Dataset entries:
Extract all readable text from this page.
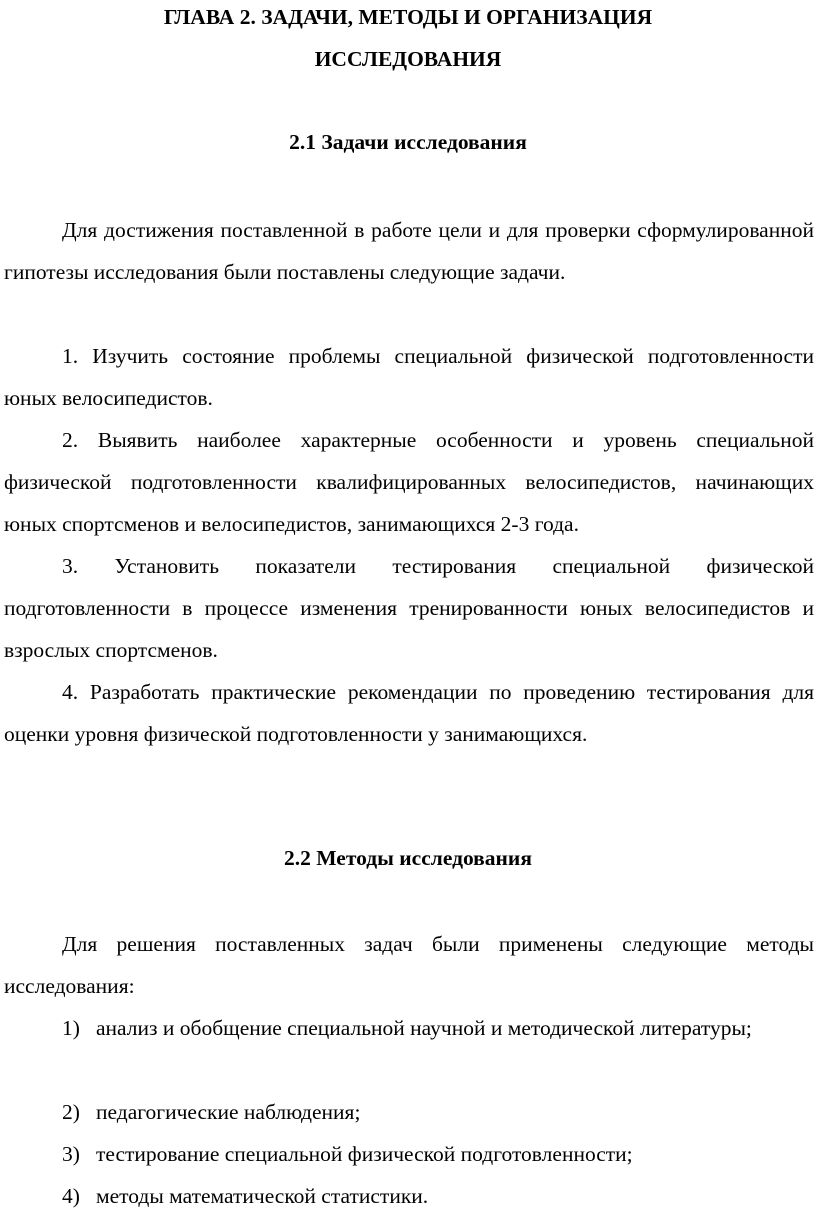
ГЛАВА 2. ЗАДАЧИ, МЕТОДЫ И ОРГАНИЗАЦИЯ
ИССЛЕДОВАНИЯ
2.1 Задачи исследования

Для достижения поставленной в работе цели и для проверки сформулированной гипотезы исследования были поставлены следующие задачи.

1. Изучить состояние проблемы специальной физической подготовленности юных велосипедистов.

2. Выявить наиболее характерные особенности и уровень специальной физической подготовленности квалифицированных велосипедистов, начинающих юных спортсменов и велосипедистов, занимающихся 2-3 года.

3. Установить показатели тестирования специальной физической подготовленности в процессе изменения тренированности юных велосипедистов и взрослых спортсменов.

4. Разработать практические рекомендации по проведению тестирования для оценки уровня физической подготовленности у занимающихся.

2.2 Методы исследования

Для решения поставленных задач были применены следующие методы исследования:

1) анализ и обобщение специальной научной и методической литературы;
2) педагогические наблюдения;
3) тестирование специальной физической подготовленности;
4) методы математической статистики.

● **YOUR INSTRUCTIONS**
Say how many lines have the string "следующие" in them, offering no words beyond the number.

● **ANSWER FOR THIS EXERCISE**
2